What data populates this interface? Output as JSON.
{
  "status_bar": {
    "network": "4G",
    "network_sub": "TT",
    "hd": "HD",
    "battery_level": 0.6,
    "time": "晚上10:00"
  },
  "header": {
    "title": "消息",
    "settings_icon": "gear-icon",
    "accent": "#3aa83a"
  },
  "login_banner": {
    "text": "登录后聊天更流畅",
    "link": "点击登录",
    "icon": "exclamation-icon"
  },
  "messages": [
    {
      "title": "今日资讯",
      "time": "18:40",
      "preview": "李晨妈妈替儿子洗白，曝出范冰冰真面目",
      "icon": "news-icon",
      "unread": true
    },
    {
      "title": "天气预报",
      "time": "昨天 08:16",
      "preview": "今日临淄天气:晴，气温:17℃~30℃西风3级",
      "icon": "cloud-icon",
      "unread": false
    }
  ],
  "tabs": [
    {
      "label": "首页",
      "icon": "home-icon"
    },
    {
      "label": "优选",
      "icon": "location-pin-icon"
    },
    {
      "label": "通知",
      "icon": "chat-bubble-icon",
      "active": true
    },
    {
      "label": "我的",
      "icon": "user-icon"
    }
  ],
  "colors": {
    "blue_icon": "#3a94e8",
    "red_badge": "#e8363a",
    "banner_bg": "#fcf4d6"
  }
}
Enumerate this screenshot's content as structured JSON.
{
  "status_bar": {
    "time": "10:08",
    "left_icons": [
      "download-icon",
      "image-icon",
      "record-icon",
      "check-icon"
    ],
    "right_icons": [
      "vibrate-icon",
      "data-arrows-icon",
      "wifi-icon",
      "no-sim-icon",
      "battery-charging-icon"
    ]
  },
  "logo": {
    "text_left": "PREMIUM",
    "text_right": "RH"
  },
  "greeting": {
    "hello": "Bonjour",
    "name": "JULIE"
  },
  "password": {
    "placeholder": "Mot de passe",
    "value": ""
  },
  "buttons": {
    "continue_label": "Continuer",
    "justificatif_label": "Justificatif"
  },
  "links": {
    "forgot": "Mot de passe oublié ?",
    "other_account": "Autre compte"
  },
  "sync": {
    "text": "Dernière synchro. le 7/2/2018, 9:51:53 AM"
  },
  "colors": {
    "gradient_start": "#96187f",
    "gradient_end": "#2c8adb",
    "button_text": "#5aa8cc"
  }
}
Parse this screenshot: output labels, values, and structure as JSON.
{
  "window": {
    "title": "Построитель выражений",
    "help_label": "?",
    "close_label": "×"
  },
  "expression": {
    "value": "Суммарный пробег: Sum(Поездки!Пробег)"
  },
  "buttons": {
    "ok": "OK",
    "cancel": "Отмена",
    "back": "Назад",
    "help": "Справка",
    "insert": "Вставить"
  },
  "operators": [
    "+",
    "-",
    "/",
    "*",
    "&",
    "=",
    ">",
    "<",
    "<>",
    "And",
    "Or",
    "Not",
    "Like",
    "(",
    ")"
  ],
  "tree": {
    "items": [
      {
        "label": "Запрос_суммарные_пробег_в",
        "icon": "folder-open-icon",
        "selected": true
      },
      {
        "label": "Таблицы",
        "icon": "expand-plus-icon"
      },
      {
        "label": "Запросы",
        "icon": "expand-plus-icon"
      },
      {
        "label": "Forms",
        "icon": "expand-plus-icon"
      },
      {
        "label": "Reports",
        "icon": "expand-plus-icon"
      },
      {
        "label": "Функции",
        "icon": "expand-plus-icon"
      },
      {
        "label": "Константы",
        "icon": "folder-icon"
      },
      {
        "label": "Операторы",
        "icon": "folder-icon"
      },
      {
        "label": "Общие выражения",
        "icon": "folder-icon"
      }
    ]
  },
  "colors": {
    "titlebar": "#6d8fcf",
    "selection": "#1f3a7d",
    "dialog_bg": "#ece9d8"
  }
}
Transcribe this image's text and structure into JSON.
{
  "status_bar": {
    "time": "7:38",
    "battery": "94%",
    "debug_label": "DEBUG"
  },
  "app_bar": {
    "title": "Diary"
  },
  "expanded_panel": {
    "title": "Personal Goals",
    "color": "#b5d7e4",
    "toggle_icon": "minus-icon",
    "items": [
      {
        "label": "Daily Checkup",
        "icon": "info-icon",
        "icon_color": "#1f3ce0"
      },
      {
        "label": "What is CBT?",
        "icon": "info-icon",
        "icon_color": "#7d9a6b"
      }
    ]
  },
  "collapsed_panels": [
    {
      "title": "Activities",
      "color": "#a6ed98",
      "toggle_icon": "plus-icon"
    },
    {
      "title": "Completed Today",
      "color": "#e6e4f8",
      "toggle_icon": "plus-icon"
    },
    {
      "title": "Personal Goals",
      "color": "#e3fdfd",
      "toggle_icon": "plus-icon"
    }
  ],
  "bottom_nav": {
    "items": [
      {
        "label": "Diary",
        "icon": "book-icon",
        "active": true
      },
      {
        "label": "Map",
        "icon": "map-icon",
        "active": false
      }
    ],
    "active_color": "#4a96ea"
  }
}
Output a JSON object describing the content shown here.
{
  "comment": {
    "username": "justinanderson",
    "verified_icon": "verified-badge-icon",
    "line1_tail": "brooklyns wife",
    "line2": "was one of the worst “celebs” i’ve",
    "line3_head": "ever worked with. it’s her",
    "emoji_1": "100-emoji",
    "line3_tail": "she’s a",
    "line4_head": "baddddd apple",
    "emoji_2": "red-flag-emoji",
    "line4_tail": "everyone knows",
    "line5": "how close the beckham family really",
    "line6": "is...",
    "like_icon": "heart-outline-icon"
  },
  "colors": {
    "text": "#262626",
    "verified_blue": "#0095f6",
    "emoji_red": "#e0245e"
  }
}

------------------------------------------------------------

Make an exact copy of the records.

What data populates this interface? Output as JSON.
{
  "status_bar": {
    "network": "4G",
    "network_sub": "TT",
    "hd": "HD",
    "battery_level": 0.6,
    "time": "晚上10:00"
  },
  "header": {
    "title": "消息",
    "settings_icon": "gear-icon",
    "accent": "#3aa83a"
  },
  "login_banner": {
    "text": "登录后聊天更流畅",
    "link": "点击登录",
    "icon": "exclamation-icon"
  },
  "messages": [
    {
      "title": "今日资讯",
      "time": "18:40",
      "preview": "李晨妈妈替儿子洗白，曝出范冰冰真面目",
      "icon": "news-icon",
      "unread": true
    },
    {
      "title": "天气预报",
      "time": "昨天 08:16",
      "preview": "今日临淄天气:晴，气温:17℃~30℃西风3级",
      "icon": "cloud-icon",
      "unread": false
    }
  ],
  "tabs": [
    {
      "label": "首页",
      "icon": "home-icon"
    },
    {
      "label": "优选",
      "icon": "location-pin-icon"
    },
    {
      "label": "通知",
      "icon": "chat-bubble-icon",
      "active": true
    },
    {
      "label": "我的",
      "icon": "user-icon"
    }
  ],
  "colors": {
    "blue_icon": "#3a94e8",
    "red_badge": "#e8363a",
    "banner_bg": "#fcf4d6"
  }
}
Enumerate this screenshot's content as structured JSON.
{
  "status_bar": {
    "time": "10:08",
    "left_icons": [
      "download-icon",
      "image-icon",
      "record-icon",
      "check-icon"
    ],
    "right_icons": [
      "vibrate-icon",
      "data-arrows-icon",
      "wifi-icon",
      "no-sim-icon",
      "battery-charging-icon"
    ]
  },
  "logo": {
    "text_left": "PREMIUM",
    "text_right": "RH"
  },
  "greeting": {
    "hello": "Bonjour",
    "name": "JULIE"
  },
  "password": {
    "placeholder": "Mot de passe",
    "value": ""
  },
  "buttons": {
    "continue_label": "Continuer",
    "justificatif_label": "Justificatif"
  },
  "links": {
    "forgot": "Mot de passe oublié ?",
    "other_account": "Autre compte"
  },
  "sync": {
    "text": "Dernière synchro. le 7/2/2018, 9:51:53 AM"
  },
  "colors": {
    "gradient_start": "#96187f",
    "gradient_end": "#2c8adb",
    "button_text": "#5aa8cc"
  }
}
Parse this screenshot: output labels, values, and structure as JSON.
{
  "window": {
    "title": "Построитель выражений",
    "help_label": "?",
    "close_label": "×"
  },
  "expression": {
    "value": "Суммарный пробег: Sum(Поездки!Пробег)"
  },
  "buttons": {
    "ok": "OK",
    "cancel": "Отмена",
    "back": "Назад",
    "help": "Справка",
    "insert": "Вставить"
  },
  "operators": [
    "+",
    "-",
    "/",
    "*",
    "&",
    "=",
    ">",
    "<",
    "<>",
    "And",
    "Or",
    "Not",
    "Like",
    "(",
    ")"
  ],
  "tree": {
    "items": [
      {
        "label": "Запрос_суммарные_пробег_в",
        "icon": "folder-open-icon",
        "selected": true
      },
      {
        "label": "Таблицы",
        "icon": "expand-plus-icon"
      },
      {
        "label": "Запросы",
        "icon": "expand-plus-icon"
      },
      {
        "label": "Forms",
        "icon": "expand-plus-icon"
      },
      {
        "label": "Reports",
        "icon": "expand-plus-icon"
      },
      {
        "label": "Функции",
        "icon": "expand-plus-icon"
      },
      {
        "label": "Константы",
        "icon": "folder-icon"
      },
      {
        "label": "Операторы",
        "icon": "folder-icon"
      },
      {
        "label": "Общие выражения",
        "icon": "folder-icon"
      }
    ]
  },
  "colors": {
    "titlebar": "#6d8fcf",
    "selection": "#1f3a7d",
    "dialog_bg": "#ece9d8"
  }
}
Transcribe this image's text and structure into JSON.
{
  "status_bar": {
    "time": "7:38",
    "battery": "94%",
    "debug_label": "DEBUG"
  },
  "app_bar": {
    "title": "Diary"
  },
  "expanded_panel": {
    "title": "Personal Goals",
    "color": "#b5d7e4",
    "toggle_icon": "minus-icon",
    "items": [
      {
        "label": "Daily Checkup",
        "icon": "info-icon",
        "icon_color": "#1f3ce0"
      },
      {
        "label": "What is CBT?",
        "icon": "info-icon",
        "icon_color": "#7d9a6b"
      }
    ]
  },
  "collapsed_panels": [
    {
      "title": "Activities",
      "color": "#a6ed98",
      "toggle_icon": "plus-icon"
    },
    {
      "title": "Completed Today",
      "color": "#e6e4f8",
      "toggle_icon": "plus-icon"
    },
    {
      "title": "Personal Goals",
      "color": "#e3fdfd",
      "toggle_icon": "plus-icon"
    }
  ],
  "bottom_nav": {
    "items": [
      {
        "label": "Diary",
        "icon": "book-icon",
        "active": true
      },
      {
        "label": "Map",
        "icon": "map-icon",
        "active": false
      }
    ],
    "active_color": "#4a96ea"
  }
}
Output a JSON object describing the content shown here.
{
  "comment": {
    "username": "justinanderson",
    "verified_icon": "verified-badge-icon",
    "line1_tail": "brooklyns wife",
    "line2": "was one of the worst “celebs” i’ve",
    "line3_head": "ever worked with. it’s her",
    "emoji_1": "100-emoji",
    "line3_tail": "she’s a",
    "line4_head": "baddddd apple",
    "emoji_2": "red-flag-emoji",
    "line4_tail": "everyone knows",
    "line5": "how close the beckham family really",
    "line6": "is...",
    "like_icon": "heart-outline-icon"
  },
  "colors": {
    "text": "#262626",
    "verified_blue": "#0095f6",
    "emoji_red": "#e0245e"
  }
}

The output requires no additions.